*EXERCISE DIRECTIONS*
Write out each line beneath this one exactly as it reads.

*ENTRIES SHOWN*
◆ ◆ ◆ ◆
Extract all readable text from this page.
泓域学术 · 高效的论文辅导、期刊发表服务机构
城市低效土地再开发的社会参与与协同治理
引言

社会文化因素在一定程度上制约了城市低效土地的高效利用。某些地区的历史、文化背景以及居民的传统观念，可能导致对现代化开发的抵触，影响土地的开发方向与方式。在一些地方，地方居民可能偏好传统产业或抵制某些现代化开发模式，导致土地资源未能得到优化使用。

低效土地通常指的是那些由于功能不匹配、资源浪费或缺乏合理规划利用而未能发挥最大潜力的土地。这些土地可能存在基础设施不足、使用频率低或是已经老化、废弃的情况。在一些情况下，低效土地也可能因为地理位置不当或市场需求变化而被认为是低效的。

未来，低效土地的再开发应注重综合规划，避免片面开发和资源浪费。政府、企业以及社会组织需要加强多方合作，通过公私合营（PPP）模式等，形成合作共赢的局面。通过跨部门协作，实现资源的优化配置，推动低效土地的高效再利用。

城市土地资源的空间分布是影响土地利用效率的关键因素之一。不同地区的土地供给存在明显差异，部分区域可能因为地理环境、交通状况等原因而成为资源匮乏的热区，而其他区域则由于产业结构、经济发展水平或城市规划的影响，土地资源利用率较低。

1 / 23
◆ ◆ ◆ ◆
*REPLY*
Extract all readable text from this page.
泓域学术 · 高效的论文辅导、期刊发表服务机构
城市低效土地再开发的社会参与与协同治理
引言

社会文化因素在一定程度上制约了城市低效土地的高效利用。某些地区的历史、文化背景以及居民的传统观念，可能导致对现代化开发的抵触，影响土地的开发方向与方式。在一些地方，地方居民可能偏好传统产业或抵制某些现代化开发模式，导致土地资源未能得到优化使用。

低效土地通常指的是那些由于功能不匹配、资源浪费或缺乏合理规划利用而未能发挥最大潜力的土地。这些土地可能存在基础设施不足、使用频率低或是已经老化、废弃的情况。在一些情况下，低效土地也可能因为地理位置不当或市场需求变化而被认为是低效的。

未来，低效土地的再开发应注重综合规划，避免片面开发和资源浪费。政府、企业以及社会组织需要加强多方合作，通过公私合营（PPP）模式等，形成合作共赢的局面。通过跨部门协作，实现资源的优化配置，推动低效土地的高效再利用。

城市土地资源的空间分布是影响土地利用效率的关键因素之一。不同地区的土地供给存在明显差异，部分区域可能因为地理环境、交通状况等原因而成为资源匮乏的热区，而其他区域则由于产业结构、经济发展水平或城市规划的影响，土地资源利用率较低。

1 / 23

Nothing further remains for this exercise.